*SET EXERCISE*
Copy out each line that includes the word "vidējs".

*SUPPLIED MATERIAL*
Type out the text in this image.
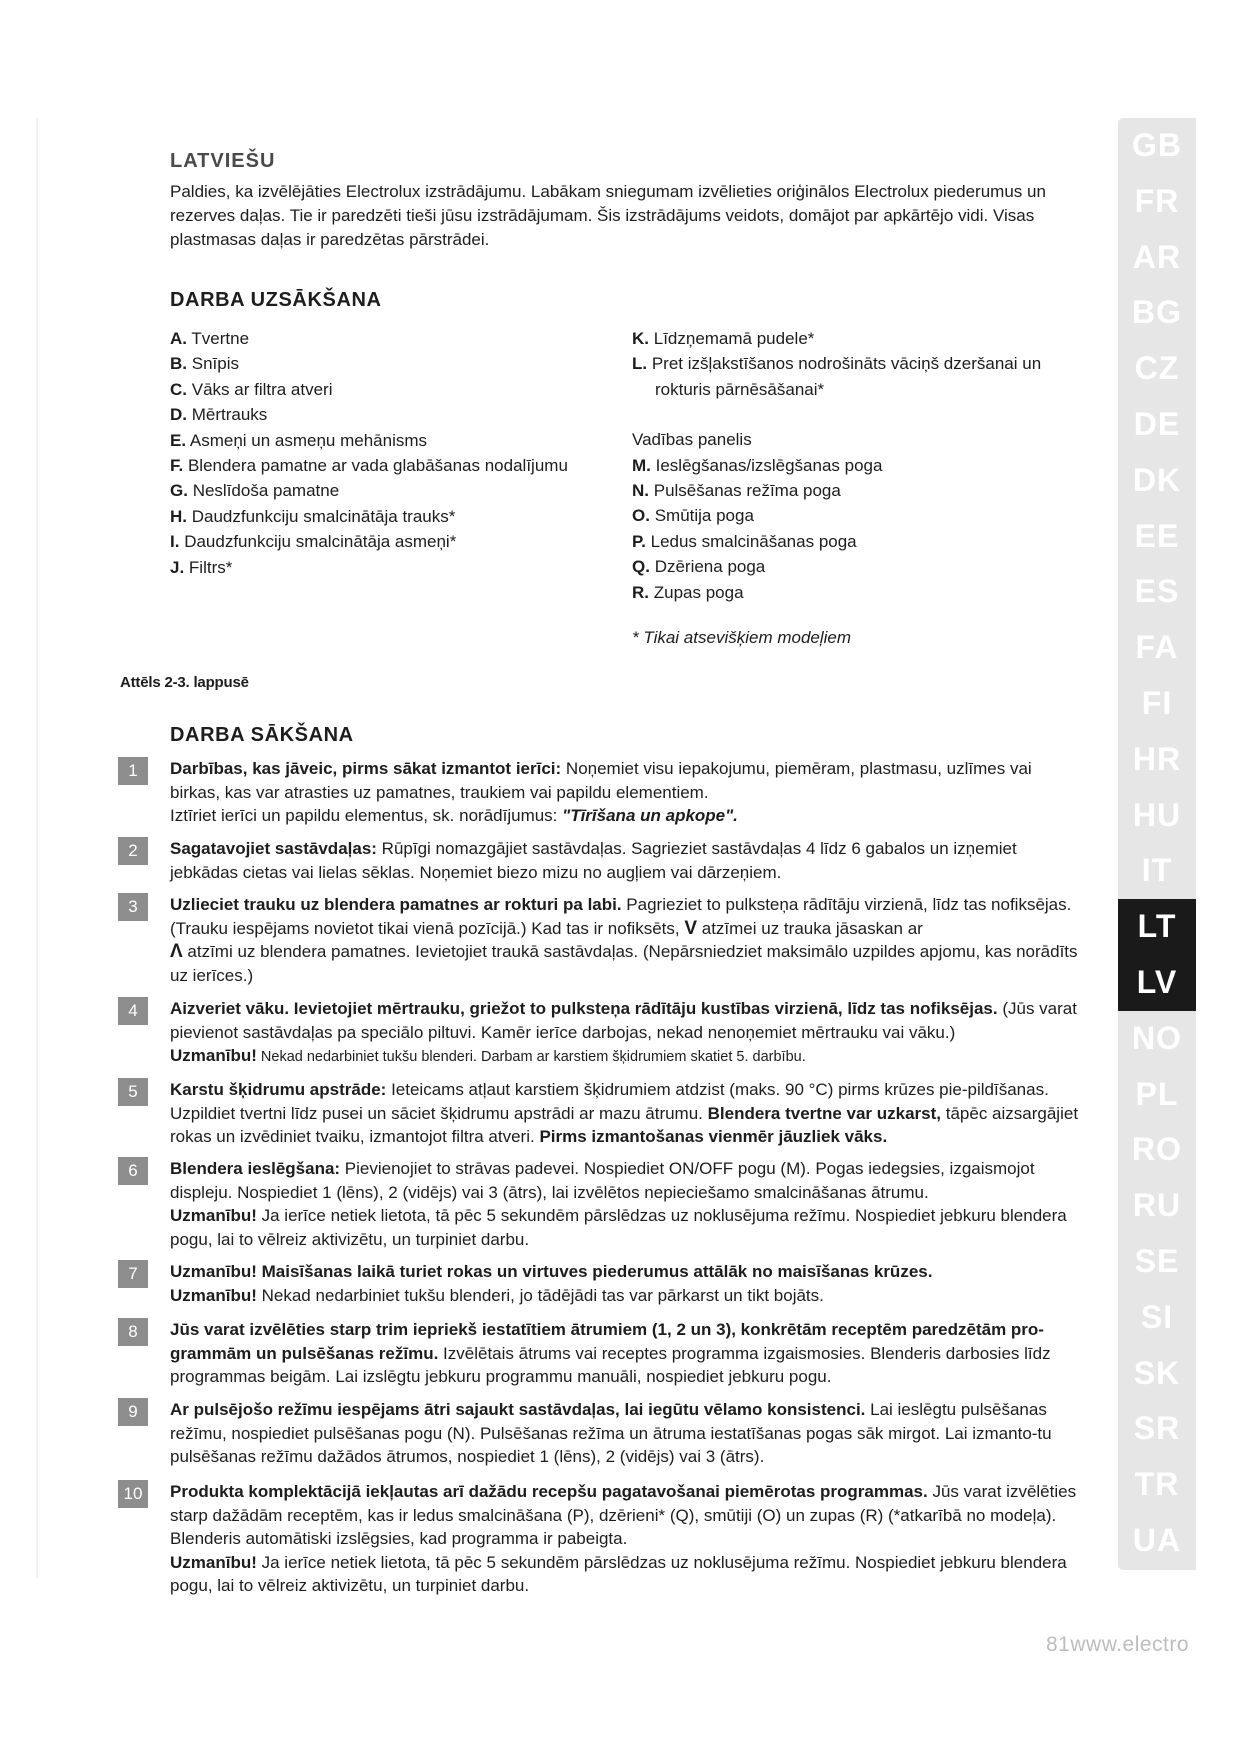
LATVIEŠU

Paldies, ka izvēlējāties Electrolux izstrādājumu. Labākam sniegumam izvēlieties oriģinālos Electrolux piederumus un rezerves daļas. Tie ir paredzēti tieši jūsu izstrādājumam. Šis izstrādājums veidots, domājot par apkārtējo vidi. Visas plastmasas daļas ir paredzētas pārstrādei.

DARBA UZSĀKŠANA
A. Tvertne
B. Snīpis
C. Vāks ar filtra atveri
D. Mērtrauks
E. Asmeņi un asmeņu mehānisms
F. Blendera pamatne ar vada glabāšanas nodalījumu
G. Neslīdoša pamatne
H. Daudzfunkciju smalcinātāja trauks*
I. Daudzfunkciju smalcinātāja asmeņi*
J. Filtrs*
K. Līdzņemamā pudele*
L. Pret izšļakstīšanos nodrošināts vāciņš dzeršanai un rokturis pārnēsāšanai*
Vadības panelis
M. Ieslēgšanas/izslēgšanas poga
N. Pulsēšanas režīma poga
O. Smūtija poga
P. Ledus smalcināšanas poga
Q. Dzēriena poga
R. Zupas poga

* Tikai atsevišķiem modeļiem

Attēls 2-3. lappusē

DARBA SĀKŠANA
1	Darbības, kas jāveic, pirms sākat izmantot ierīci: Noņemiet visu iepakojumu, piemēram, plastmasu, uzlīmes vai birkas, kas var atrasties uz pamatnes, traukiem vai papildu elementiem.
Iztīriet ierīci un papildu elementus, sk. norādījumus: "Tīrīšana un apkope".

2	Sagatavojiet sastāvdaļas: Rūpīgi nomazgājiet sastāvdaļas. Sagrieziet sastāvdaļas 4 līdz 6 gabalos un izņemiet jebkādas cietas vai lielas sēklas. Noņemiet biezo mizu no augļiem vai dārzeņiem.

3	Uzlieciet trauku uz blendera pamatnes ar rokturi pa labi. Pagrieziet to pulksteņa rādītāju virzienā, līdz tas nofiksējas. (Trauku iespējams novietot tikai vienā pozīcijā.) Kad tas ir nofiksēts, V atzīmei uz trauka jāsaskan ar
Λ atzīmi uz blendera pamatnes. Ievietojiet traukā sastāvdaļas. (Nepārsniedziet maksimālo uzpildes apjomu, kas norādīts uz ierīces.)

4	Aizveriet vāku. Ievietojiet mērtrauku, griežot to pulksteņa rādītāju kustības virzienā, līdz tas nofiksējas. (Jūs varat pievienot sastāvdaļas pa speciālo piltuvi. Kamēr ierīce darbojas, nekad nenoņemiet mērtrauku vai vāku.)
Uzmanību! Nekad nedarbiniet tukšu blenderi. Darbam ar karstiem šķidrumiem skatiet 5. darbību.

5	Karstu šķidrumu apstrāde: Ieteicams atļaut karstiem šķidrumiem atdzist (maks. 90 °C) pirms krūzes pie-pildīšanas. Uzpildiet tvertni līdz pusei un sāciet šķidrumu apstrādi ar mazu ātrumu. Blendera tvertne var uzkarst, tāpēc aizsargājiet rokas un izvēdiniet tvaiku, izmantojot filtra atveri. Pirms izmantošanas vienmēr jāuzliek vāks.

6	Blendera ieslēgšana: Pievienojiet to strāvas padevei. Nospiediet ON/OFF pogu (M). Pogas iedegsies, izgaismojot displeju. Nospiediet 1 (lēns), 2 (vidējs) vai 3 (ātrs), lai izvēlētos nepieciešamo smalcināšanas ātrumu.
Uzmanību! Ja ierīce netiek lietota, tā pēc 5 sekundēm pārslēdzas uz noklusējuma režīmu. Nospiediet jebkuru blendera pogu, lai to vēlreiz aktivizētu, un turpiniet darbu.

7	Uzmanību! Maisīšanas laikā turiet rokas un virtuves piederumus attālāk no maisīšanas krūzes.
Uzmanību! Nekad nedarbiniet tukšu blenderi, jo tādējādi tas var pārkarst un tikt bojāts.

8	Jūs varat izvēlēties starp trim iepriekš iestatītiem ātrumiem (1, 2 un 3), konkrētām receptēm paredzētām pro-grammām un pulsēšanas režīmu. Izvēlētais ātrums vai receptes programma izgaismosies. Blenderis darbosies līdz programmas beigām. Lai izslēgtu jebkuru programmu manuāli, nospiediet jebkuru pogu.

9	Ar pulsējošo režīmu iespējams ātri sajaukt sastāvdaļas, lai iegūtu vēlamo konsistenci. Lai ieslēgtu pulsēšanas režīmu, nospiediet pulsēšanas pogu (N). Pulsēšanas režīma un ātruma iestatīšanas pogas sāk mirgot. Lai izmanto-tu pulsēšanas režīmu dažādos ātrumos, nospiediet 1 (lēns), 2 (vidējs) vai 3 (ātrs).

10	Produkta komplektācijā iekļautas arī dažādu recepšu pagatavošanai piemērotas programmas. Jūs varat izvēlēties starp dažādām receptēm, kas ir ledus smalcināšana (P), dzērieni* (Q), smūtiji (O) un zupas (R) (*atkarībā no modeļa). Blenderis automātiski izslēgsies, kad programma ir pabeigta.
Uzmanību! Ja ierīce netiek lietota, tā pēc 5 sekundēm pārslēdzas uz noklusējuma režīmu. Nospiediet jebkuru blendera pogu, lai to vēlreiz aktivizētu, un turpiniet darbu.

GB
FR
AR
BG
CZ
DE
DK
EE
ES
FA
FI
HR
HU
IT
LT
LV
NO
PL
RO
RU
SE
SI
SK
SR
TR
UA

81www.electro
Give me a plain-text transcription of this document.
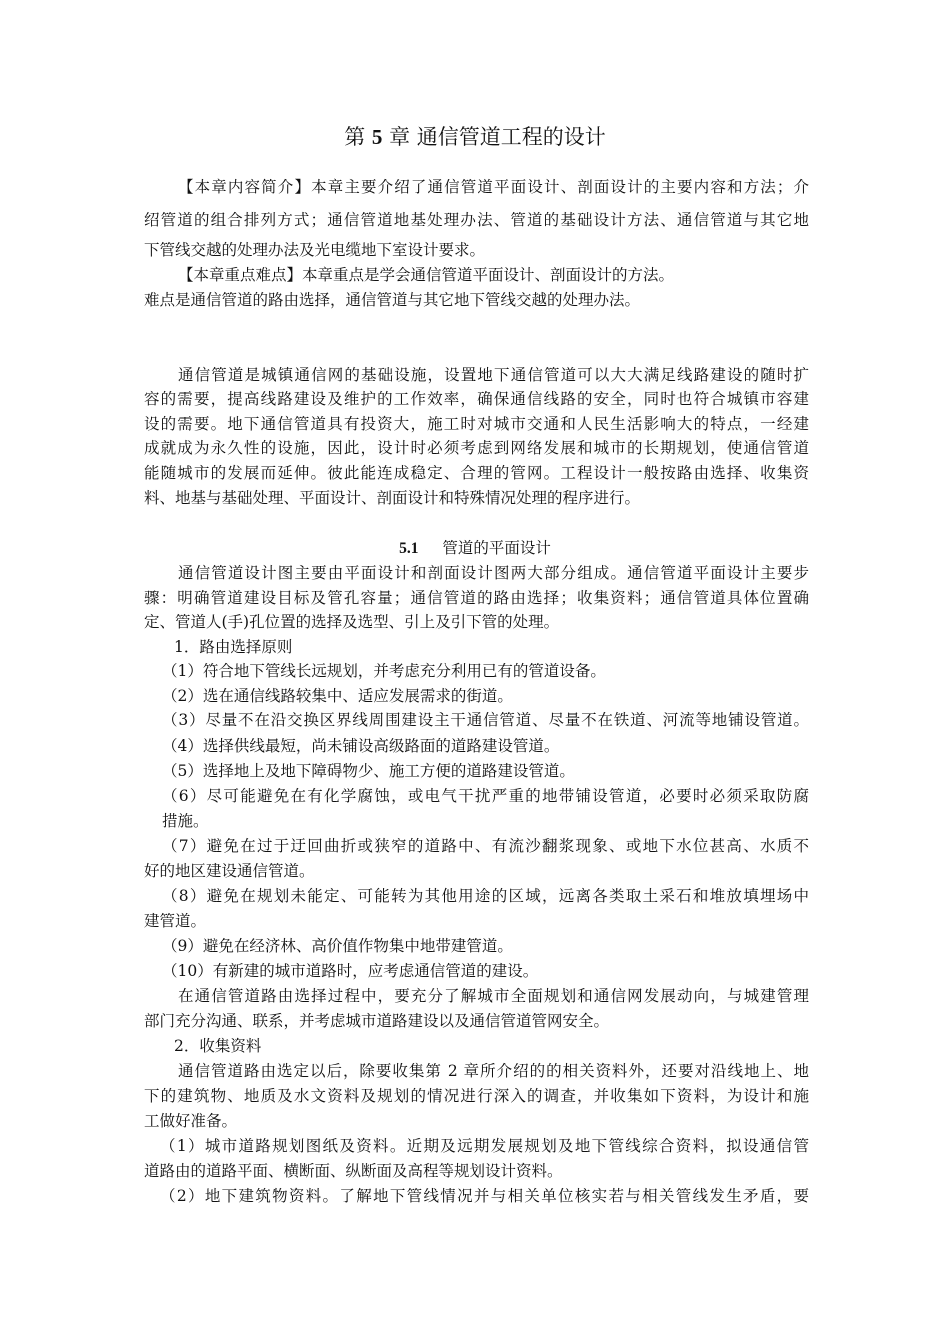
第 5 章 通信管道工程的设计
【本章内容简介】本章主要介绍了通信管道平面设计、剖面设计的主要内容和方法；介
绍管道的组合排列方式；通信管道地基处理办法、管道的基础设计方法、通信管道与其它地
下管线交越的处理办法及光电缆地下室设计要求。
【本章重点难点】本章重点是学会通信管道平面设计、剖面设计的方法。
难点是通信管道的路由选择，通信管道与其它地下管线交越的处理办法。
通信管道是城镇通信网的基础设施，设置地下通信管道可以大大满足线路建设的随时扩
容的需要，提高线路建设及维护的工作效率，确保通信线路的安全，同时也符合城镇市容建
设的需要。地下通信管道具有投资大，施工时对城市交通和人民生活影响大的特点，一经建
成就成为永久性的设施，因此，设计时必须考虑到网络发展和城市的长期规划，使通信管道
能随城市的发展而延伸。彼此能连成稳定、合理的管网。工程设计一般按路由选择、收集资
料、地基与基础处理、平面设计、剖面设计和特殊情况处理的程序进行。
5.1 管道的平面设计
通信管道设计图主要由平面设计和剖面设计图两大部分组成。通信管道平面设计主要步
骤：明确管道建设目标及管孔容量；通信管道的路由选择；收集资料；通信管道具体位置确
定、管道人(手)孔位置的选择及选型、引上及引下管的处理。
1．路由选择原则
（1）符合地下管线长远规划，并考虑充分利用已有的管道设备。
（2）选在通信线路较集中、适应发展需求的街道。
（3）尽量不在沿交换区界线周围建设主干通信管道、尽量不在铁道、河流等地铺设管道。
（4）选择供线最短，尚未铺设高级路面的道路建设管道。
（5）选择地上及地下障碍物少、施工方便的道路建设管道。
（6）尽可能避免在有化学腐蚀，或电气干扰严重的地带铺设管道，必要时必须采取防腐
措施。
（7）避免在过于迂回曲折或狭窄的道路中、有流沙翻浆现象、或地下水位甚高、水质不
好的地区建设通信管道。
（8）避免在规划未能定、可能转为其他用途的区域，远离各类取土采石和堆放填埋场中
建管道。
（9）避免在经济林、高价值作物集中地带建管道。
（10）有新建的城市道路时，应考虑通信管道的建设。
在通信管道路由选择过程中，要充分了解城市全面规划和通信网发展动向，与城建管理
部门充分沟通、联系，并考虑城市道路建设以及通信管道管网安全。
2．收集资料
通信管道路由选定以后，除要收集第 2 章所介绍的的相关资料外，还要对沿线地上、地
下的建筑物、地质及水文资料及规划的情况进行深入的调查，并收集如下资料，为设计和施
工做好准备。
（1）城市道路规划图纸及资料。近期及远期发展规划及地下管线综合资料，拟设通信管
道路由的道路平面、横断面、纵断面及高程等规划设计资料。
（2）地下建筑物资料。了解地下管线情况并与相关单位核实若与相关管线发生矛盾，要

*REPLY*
6	Blendera ieslēgšana: Pievienojiet to strāvas padevei. Nospiediet ON/OFF pogu (M). Pogas iedegsies, izgaismojot displeju. Nospiediet 1 (lēns), 2 (vidējs) vai 3 (ātrs), lai izvēlētos nepieciešamo smalcināšanas ātrumu.
9	Ar pulsējošo režīmu iespējams ātri sajaukt sastāvdaļas, lai iegūtu vēlamo konsistenci. Lai ieslēgtu pulsēšanas režīmu, nospiediet pulsēšanas pogu (N). Pulsēšanas režīma un ātruma iestatīšanas pogas sāk mirgot. Lai izmanto-tu pulsēšanas režīmu dažādos ātrumos, nospiediet 1 (lēns), 2 (vidējs) vai 3 (ātrs).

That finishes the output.